### SHORT TASK:
Scan the data. Collect each line that contains the word "plus".

### ROWS:
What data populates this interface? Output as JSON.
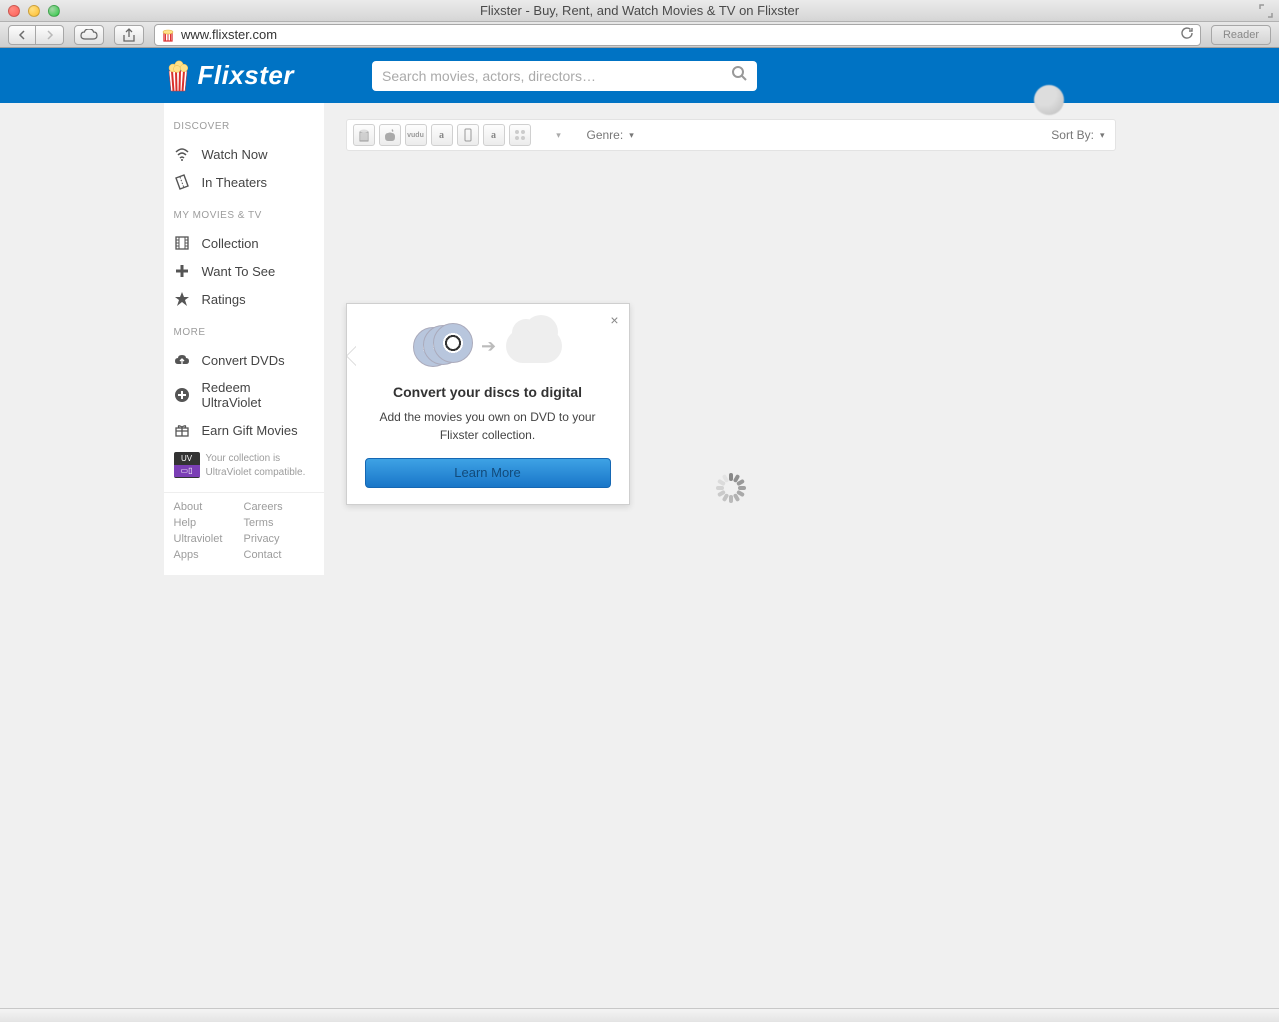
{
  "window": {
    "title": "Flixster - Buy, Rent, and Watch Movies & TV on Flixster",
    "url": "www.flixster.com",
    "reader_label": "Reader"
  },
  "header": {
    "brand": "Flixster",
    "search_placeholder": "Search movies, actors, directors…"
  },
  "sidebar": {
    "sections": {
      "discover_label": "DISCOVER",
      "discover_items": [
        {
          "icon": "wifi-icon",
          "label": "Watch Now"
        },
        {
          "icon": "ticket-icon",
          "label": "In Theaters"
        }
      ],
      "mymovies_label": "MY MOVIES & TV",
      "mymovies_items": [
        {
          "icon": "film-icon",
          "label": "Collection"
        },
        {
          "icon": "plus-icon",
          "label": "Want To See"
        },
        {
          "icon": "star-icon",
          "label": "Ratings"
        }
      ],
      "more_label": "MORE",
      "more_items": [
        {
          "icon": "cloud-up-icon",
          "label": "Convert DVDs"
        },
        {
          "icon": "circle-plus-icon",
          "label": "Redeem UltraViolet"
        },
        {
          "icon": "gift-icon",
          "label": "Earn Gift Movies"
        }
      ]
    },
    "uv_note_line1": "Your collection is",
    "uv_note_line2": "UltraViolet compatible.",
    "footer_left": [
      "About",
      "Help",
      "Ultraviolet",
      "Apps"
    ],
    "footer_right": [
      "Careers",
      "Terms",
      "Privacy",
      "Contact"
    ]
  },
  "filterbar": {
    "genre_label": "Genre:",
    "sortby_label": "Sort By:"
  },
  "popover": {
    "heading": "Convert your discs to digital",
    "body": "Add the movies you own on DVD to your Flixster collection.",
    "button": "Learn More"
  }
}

---

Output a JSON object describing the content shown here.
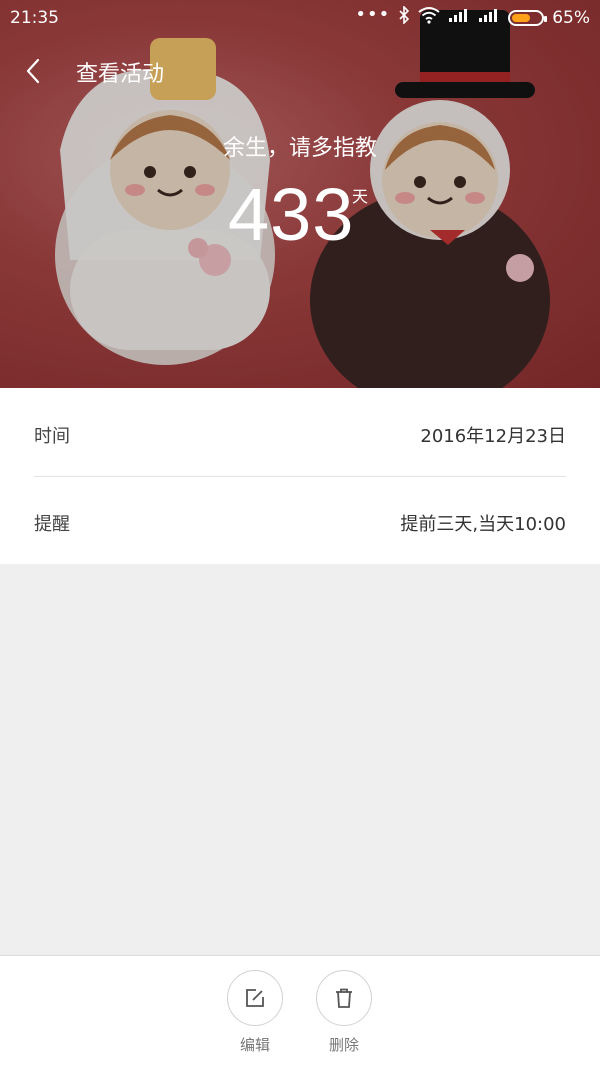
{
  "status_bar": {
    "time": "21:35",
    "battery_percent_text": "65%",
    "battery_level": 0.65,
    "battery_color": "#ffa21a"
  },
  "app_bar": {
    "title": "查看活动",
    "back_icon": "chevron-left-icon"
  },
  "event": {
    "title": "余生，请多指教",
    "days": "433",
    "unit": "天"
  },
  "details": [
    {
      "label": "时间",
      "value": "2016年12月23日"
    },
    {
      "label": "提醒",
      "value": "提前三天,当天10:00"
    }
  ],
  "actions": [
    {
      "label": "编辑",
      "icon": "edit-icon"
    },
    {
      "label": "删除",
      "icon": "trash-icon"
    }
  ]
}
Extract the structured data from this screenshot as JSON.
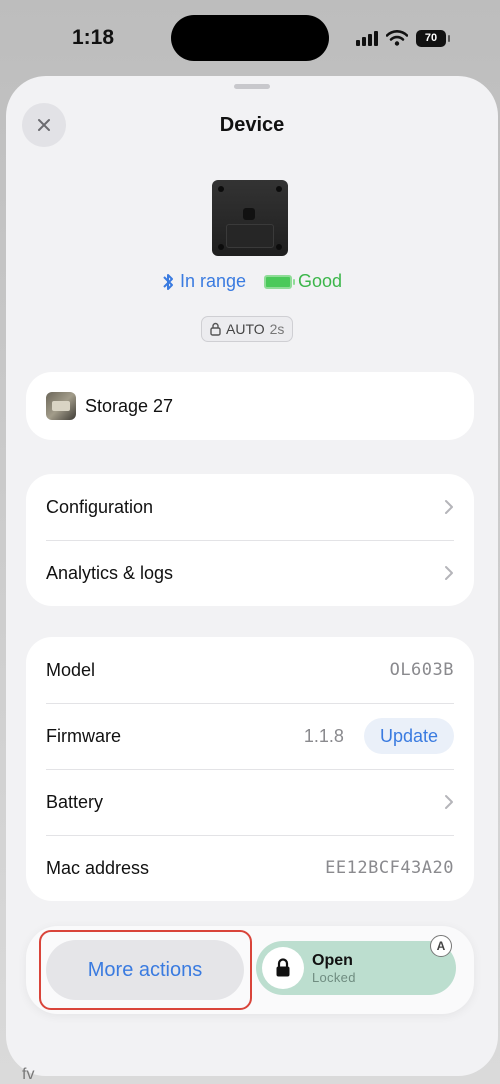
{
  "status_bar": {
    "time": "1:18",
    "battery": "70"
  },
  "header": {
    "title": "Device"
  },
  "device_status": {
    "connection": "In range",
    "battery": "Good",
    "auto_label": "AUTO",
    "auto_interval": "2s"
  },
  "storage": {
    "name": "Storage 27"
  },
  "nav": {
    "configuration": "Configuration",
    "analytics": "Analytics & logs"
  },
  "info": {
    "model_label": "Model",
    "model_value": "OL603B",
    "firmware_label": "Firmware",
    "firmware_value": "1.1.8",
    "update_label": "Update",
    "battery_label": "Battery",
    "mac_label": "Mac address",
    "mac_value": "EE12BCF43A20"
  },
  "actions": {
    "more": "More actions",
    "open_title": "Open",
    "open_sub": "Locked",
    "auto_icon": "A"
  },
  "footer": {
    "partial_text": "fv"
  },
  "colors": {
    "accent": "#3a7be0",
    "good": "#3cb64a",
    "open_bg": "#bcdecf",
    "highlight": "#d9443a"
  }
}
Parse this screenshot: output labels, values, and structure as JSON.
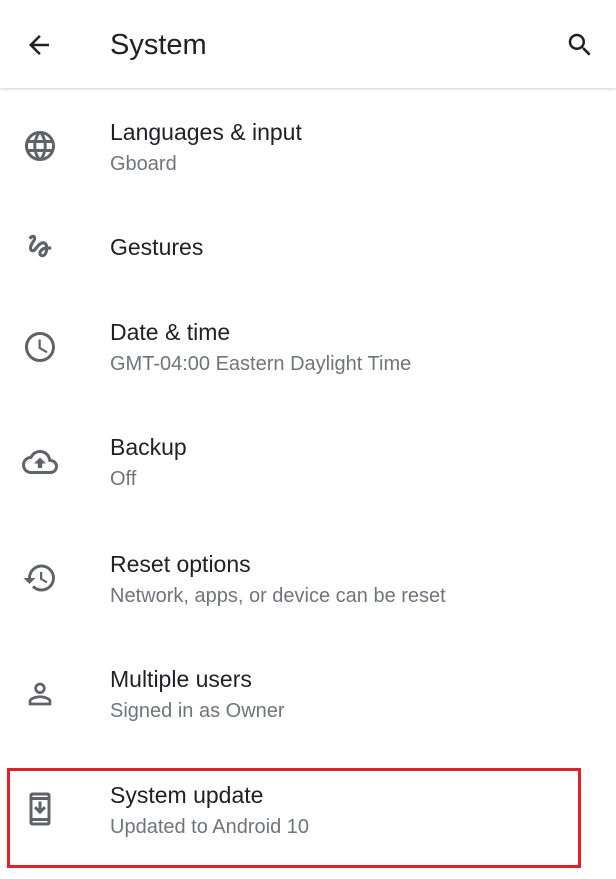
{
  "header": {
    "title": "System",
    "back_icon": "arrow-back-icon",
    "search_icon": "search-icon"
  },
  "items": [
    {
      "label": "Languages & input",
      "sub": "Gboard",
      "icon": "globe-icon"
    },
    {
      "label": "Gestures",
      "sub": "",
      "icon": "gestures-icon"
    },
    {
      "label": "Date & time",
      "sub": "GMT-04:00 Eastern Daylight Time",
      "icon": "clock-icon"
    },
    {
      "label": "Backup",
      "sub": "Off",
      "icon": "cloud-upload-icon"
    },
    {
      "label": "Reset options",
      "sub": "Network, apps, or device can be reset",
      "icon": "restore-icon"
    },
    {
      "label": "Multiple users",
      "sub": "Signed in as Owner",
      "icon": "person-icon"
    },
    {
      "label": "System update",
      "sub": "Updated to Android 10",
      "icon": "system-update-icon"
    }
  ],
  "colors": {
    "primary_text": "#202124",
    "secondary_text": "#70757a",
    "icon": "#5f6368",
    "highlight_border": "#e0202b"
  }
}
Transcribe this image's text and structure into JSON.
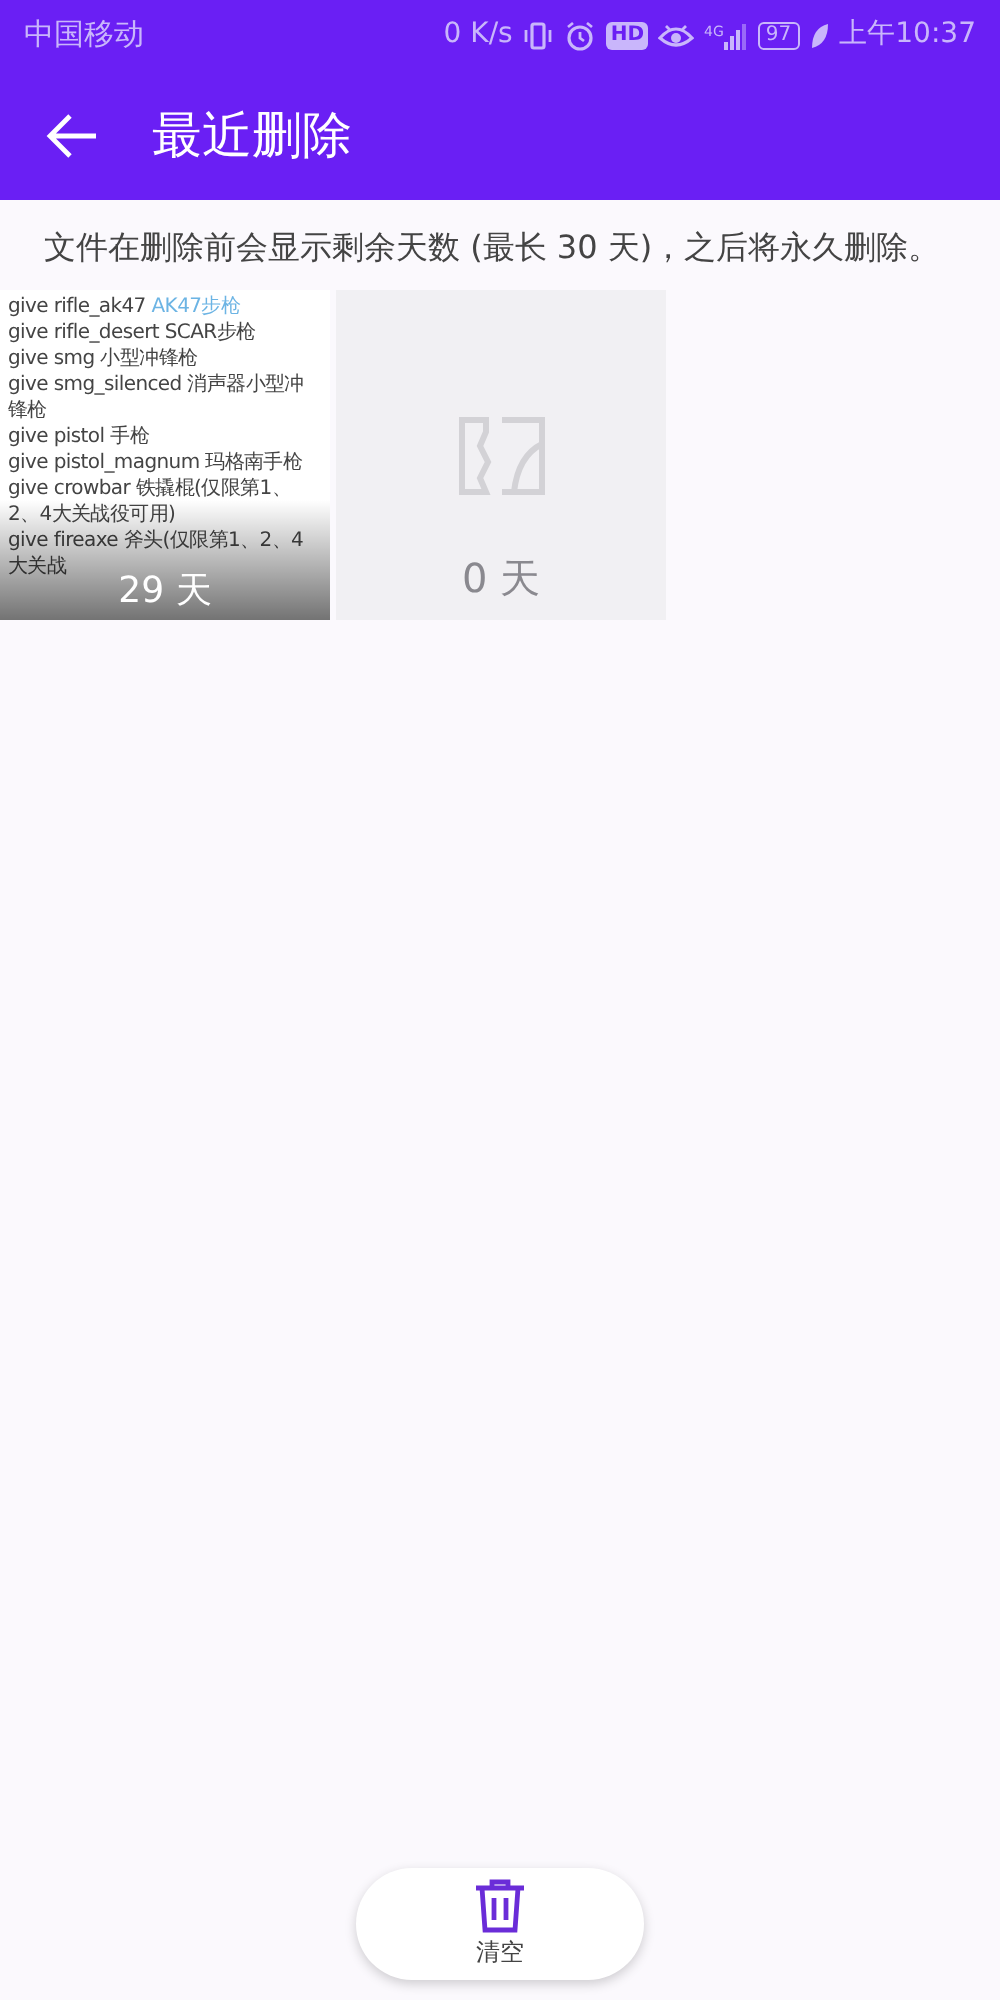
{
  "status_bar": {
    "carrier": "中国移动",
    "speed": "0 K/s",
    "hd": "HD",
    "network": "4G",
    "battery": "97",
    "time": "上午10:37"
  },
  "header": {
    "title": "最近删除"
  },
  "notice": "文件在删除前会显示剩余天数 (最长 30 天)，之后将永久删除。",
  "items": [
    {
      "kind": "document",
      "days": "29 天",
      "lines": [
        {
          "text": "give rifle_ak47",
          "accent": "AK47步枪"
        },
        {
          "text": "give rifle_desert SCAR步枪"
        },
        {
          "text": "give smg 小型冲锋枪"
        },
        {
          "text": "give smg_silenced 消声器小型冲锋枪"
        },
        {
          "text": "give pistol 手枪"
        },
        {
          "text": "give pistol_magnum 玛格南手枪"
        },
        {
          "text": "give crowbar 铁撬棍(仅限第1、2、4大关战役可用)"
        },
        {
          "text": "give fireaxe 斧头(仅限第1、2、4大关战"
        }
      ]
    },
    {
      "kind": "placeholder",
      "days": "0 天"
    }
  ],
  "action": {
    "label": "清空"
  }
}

### COMPLETE ANSWER:
          "icon": "plus-icon",
          "icon": "circle-plus-icon",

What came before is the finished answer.